◆ **Task statement**: Repeat exactly, and only, the lines from the one holding "Enumerate this screenshot's" through the last line of the records below.

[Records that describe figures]

-----

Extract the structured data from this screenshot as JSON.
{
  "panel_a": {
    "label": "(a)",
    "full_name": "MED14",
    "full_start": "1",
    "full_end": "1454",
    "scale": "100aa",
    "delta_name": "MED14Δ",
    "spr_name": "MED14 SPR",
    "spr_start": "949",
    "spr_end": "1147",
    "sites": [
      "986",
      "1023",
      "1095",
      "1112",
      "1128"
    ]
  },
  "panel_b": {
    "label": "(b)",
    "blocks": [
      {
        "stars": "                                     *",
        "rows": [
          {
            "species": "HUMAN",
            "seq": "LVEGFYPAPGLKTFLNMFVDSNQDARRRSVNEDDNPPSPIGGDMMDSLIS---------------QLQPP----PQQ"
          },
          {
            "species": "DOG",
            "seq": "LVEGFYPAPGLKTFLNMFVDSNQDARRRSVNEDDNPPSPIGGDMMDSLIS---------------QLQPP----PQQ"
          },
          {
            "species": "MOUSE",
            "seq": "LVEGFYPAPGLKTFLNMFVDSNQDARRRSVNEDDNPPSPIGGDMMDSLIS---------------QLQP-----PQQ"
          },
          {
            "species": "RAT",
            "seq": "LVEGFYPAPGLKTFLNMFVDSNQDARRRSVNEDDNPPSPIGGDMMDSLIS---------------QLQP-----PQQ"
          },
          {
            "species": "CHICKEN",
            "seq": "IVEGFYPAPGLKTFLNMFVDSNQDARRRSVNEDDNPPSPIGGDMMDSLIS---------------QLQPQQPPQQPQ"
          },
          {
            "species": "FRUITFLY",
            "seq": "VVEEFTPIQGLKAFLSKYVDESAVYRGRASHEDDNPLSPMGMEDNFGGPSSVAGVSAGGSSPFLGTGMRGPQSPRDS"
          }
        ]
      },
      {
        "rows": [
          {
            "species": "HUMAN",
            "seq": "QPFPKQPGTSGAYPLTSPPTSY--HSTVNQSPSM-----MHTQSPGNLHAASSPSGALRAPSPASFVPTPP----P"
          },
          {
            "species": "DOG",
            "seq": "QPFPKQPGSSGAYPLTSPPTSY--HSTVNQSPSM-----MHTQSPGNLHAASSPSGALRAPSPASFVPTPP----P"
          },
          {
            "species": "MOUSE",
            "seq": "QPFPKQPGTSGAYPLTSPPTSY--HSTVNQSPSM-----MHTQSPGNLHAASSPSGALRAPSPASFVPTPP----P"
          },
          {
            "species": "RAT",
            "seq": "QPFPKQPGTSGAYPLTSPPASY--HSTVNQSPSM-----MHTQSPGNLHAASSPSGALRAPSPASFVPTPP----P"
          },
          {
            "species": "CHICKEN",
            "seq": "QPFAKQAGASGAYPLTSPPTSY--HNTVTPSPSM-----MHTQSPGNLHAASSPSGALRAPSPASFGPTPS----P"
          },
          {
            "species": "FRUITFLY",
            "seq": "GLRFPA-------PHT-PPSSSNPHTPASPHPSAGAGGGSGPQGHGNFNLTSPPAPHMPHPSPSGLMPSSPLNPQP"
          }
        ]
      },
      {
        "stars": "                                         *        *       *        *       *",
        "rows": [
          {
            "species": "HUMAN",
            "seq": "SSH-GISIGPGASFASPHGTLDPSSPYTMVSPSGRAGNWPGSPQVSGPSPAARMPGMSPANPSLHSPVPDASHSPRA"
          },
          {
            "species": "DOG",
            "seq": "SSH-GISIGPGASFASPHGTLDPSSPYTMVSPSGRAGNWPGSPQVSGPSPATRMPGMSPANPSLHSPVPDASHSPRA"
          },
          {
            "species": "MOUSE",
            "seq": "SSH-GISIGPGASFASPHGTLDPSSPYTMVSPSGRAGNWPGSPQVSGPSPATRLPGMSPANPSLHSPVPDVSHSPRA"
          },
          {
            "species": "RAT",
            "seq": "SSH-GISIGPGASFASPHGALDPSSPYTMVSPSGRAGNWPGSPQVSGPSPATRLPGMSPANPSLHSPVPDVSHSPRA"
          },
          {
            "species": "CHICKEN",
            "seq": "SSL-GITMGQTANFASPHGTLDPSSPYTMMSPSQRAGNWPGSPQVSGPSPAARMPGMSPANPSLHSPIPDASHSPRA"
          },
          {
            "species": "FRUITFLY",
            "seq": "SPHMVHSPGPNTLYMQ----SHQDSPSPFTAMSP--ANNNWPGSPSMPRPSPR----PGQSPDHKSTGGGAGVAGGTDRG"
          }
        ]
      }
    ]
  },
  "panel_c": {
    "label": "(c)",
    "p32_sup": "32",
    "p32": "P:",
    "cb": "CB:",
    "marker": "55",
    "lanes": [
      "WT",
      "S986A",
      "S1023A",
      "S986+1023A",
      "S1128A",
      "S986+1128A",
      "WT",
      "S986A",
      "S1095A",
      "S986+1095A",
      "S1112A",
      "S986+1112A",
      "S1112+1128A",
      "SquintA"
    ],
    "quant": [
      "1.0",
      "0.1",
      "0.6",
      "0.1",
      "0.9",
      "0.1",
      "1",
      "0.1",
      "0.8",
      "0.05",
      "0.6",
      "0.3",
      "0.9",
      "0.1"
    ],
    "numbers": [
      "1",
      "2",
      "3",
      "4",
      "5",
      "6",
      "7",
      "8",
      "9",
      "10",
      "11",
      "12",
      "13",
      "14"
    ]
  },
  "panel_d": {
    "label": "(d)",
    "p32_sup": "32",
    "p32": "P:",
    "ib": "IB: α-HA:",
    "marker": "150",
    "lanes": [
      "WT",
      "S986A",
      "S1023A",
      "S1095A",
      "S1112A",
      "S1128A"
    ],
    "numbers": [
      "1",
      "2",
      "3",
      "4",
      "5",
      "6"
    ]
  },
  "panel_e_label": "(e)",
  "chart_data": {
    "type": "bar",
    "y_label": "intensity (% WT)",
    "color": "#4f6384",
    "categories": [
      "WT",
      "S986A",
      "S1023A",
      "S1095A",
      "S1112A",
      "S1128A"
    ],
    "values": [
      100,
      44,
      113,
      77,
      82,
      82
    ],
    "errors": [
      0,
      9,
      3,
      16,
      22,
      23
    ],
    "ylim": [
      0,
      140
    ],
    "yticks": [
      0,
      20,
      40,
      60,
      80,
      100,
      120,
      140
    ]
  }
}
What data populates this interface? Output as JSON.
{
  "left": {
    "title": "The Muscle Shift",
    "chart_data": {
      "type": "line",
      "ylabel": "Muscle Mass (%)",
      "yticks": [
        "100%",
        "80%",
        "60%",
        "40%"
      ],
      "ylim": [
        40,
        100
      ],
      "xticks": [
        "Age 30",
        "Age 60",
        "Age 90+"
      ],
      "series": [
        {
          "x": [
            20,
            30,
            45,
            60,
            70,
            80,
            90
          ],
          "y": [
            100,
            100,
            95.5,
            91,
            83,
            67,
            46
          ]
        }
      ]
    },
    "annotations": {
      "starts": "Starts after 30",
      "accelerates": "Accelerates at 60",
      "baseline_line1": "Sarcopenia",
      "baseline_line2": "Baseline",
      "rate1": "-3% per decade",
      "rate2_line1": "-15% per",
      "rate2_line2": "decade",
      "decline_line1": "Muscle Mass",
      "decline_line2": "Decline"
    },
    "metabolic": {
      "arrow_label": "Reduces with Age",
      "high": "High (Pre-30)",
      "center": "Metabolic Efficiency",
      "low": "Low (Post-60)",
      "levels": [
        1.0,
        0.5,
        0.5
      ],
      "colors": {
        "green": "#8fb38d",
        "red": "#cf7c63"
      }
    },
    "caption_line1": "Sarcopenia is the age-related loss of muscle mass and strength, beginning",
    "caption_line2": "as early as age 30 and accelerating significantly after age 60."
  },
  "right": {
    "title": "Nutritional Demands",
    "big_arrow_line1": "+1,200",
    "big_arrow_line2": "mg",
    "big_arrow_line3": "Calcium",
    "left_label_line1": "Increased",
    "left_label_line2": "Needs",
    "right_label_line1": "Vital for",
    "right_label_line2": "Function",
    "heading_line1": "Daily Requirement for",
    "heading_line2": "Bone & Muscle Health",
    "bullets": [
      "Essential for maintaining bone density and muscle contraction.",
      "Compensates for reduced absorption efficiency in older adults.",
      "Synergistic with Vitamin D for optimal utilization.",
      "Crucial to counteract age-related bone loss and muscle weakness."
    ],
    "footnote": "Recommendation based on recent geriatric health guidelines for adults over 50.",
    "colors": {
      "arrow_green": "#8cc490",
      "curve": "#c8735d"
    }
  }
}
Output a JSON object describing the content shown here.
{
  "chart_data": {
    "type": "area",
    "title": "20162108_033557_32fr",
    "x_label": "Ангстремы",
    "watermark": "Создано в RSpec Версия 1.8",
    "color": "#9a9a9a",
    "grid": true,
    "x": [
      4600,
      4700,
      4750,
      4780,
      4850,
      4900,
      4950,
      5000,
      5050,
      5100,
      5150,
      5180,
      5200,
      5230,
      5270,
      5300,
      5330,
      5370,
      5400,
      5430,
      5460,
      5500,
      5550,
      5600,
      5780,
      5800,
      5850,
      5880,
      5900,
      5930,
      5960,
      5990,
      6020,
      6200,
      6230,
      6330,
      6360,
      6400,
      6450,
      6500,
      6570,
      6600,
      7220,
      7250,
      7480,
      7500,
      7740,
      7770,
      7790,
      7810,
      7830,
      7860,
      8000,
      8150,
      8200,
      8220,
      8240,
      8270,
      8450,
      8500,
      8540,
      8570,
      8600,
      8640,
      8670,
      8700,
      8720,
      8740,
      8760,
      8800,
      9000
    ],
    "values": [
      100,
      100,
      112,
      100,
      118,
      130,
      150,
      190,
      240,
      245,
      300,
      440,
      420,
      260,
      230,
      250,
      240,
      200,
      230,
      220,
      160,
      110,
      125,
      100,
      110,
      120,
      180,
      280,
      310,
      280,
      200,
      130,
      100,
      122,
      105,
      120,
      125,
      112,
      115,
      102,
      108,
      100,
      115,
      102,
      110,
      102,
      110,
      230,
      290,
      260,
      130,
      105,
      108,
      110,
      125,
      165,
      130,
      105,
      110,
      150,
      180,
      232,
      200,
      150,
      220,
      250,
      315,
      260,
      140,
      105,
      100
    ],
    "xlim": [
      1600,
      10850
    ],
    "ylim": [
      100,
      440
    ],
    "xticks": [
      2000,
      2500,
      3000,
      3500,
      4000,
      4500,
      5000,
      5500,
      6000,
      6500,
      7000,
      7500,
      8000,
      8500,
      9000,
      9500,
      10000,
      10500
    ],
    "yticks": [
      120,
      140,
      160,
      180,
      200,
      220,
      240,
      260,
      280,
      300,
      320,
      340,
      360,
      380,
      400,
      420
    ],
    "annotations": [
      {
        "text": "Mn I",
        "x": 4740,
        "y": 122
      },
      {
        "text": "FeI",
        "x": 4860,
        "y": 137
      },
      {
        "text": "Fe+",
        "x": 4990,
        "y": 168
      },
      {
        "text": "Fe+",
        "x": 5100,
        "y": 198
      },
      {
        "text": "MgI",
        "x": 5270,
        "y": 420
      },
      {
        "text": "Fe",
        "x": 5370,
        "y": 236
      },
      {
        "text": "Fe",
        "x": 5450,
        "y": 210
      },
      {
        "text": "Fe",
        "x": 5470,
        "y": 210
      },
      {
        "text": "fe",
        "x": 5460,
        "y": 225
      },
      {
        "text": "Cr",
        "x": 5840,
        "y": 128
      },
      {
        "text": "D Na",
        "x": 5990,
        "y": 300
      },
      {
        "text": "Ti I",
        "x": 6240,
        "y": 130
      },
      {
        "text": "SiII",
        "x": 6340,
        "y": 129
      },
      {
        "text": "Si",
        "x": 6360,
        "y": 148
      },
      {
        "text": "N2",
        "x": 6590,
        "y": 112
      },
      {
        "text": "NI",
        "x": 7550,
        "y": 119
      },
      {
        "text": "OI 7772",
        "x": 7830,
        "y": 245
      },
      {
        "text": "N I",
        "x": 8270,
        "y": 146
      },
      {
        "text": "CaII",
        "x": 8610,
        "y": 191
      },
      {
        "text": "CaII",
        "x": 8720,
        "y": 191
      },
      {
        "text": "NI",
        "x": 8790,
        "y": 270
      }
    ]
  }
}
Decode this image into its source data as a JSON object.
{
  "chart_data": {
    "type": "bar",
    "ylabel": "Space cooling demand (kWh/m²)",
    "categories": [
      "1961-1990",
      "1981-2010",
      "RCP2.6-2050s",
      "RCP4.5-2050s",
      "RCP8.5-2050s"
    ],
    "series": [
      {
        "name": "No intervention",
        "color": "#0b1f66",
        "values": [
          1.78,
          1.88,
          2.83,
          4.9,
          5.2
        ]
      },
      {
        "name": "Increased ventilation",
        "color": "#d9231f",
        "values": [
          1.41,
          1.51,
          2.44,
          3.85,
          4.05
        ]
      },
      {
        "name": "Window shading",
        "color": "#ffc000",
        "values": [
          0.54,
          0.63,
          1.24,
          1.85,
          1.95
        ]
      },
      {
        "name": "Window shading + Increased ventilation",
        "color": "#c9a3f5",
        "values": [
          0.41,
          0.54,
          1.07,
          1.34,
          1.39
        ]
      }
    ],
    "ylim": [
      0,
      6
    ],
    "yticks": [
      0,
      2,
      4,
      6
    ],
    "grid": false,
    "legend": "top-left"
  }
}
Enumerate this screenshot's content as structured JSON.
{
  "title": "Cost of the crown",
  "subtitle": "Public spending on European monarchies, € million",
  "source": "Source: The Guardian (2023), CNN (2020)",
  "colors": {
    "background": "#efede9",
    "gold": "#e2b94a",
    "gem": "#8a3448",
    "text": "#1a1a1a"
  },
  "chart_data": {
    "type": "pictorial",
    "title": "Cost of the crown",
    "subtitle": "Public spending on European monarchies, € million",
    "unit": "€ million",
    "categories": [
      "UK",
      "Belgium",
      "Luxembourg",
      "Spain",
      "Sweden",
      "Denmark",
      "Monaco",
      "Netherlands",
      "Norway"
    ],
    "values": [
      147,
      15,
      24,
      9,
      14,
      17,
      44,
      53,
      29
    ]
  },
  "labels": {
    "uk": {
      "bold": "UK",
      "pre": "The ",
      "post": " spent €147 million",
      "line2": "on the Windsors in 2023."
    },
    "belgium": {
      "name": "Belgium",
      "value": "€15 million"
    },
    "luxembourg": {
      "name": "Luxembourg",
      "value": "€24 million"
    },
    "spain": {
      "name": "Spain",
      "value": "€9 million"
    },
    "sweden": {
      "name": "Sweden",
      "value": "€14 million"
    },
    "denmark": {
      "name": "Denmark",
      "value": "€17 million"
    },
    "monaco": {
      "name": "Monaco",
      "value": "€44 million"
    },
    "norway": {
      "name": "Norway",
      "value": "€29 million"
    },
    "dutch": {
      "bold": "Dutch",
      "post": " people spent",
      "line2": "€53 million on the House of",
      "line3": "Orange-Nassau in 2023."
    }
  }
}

-----

◆ **Exercise result**:
Enumerate this screenshot's content as structured JSON.
{
  "title": "Cost of the crown",
  "subtitle": "Public spending on European monarchies, € million",
  "source": "Source: The Guardian (2023), CNN (2020)",
  "colors": {
    "background": "#efede9",
    "gold": "#e2b94a",
    "gem": "#8a3448",
    "text": "#1a1a1a"
  },
  "chart_data": {
    "type": "pictorial",
    "title": "Cost of the crown",
    "subtitle": "Public spending on European monarchies, € million",
    "unit": "€ million",
    "categories": [
      "UK",
      "Belgium",
      "Luxembourg",
      "Spain",
      "Sweden",
      "Denmark",
      "Monaco",
      "Netherlands",
      "Norway"
    ],
    "values": [
      147,
      15,
      24,
      9,
      14,
      17,
      44,
      53,
      29
    ]
  },
  "labels": {
    "uk": {
      "bold": "UK",
      "pre": "The ",
      "post": " spent €147 million",
      "line2": "on the Windsors in 2023."
    },
    "belgium": {
      "name": "Belgium",
      "value": "€15 million"
    },
    "luxembourg": {
      "name": "Luxembourg",
      "value": "€24 million"
    },
    "spain": {
      "name": "Spain",
      "value": "€9 million"
    },
    "sweden": {
      "name": "Sweden",
      "value": "€14 million"
    },
    "denmark": {
      "name": "Denmark",
      "value": "€17 million"
    },
    "monaco": {
      "name": "Monaco",
      "value": "€44 million"
    },
    "norway": {
      "name": "Norway",
      "value": "€29 million"
    },
    "dutch": {
      "bold": "Dutch",
      "post": " people spent",
      "line2": "€53 million on the House of",
      "line3": "Orange-Nassau in 2023."
    }
  }
}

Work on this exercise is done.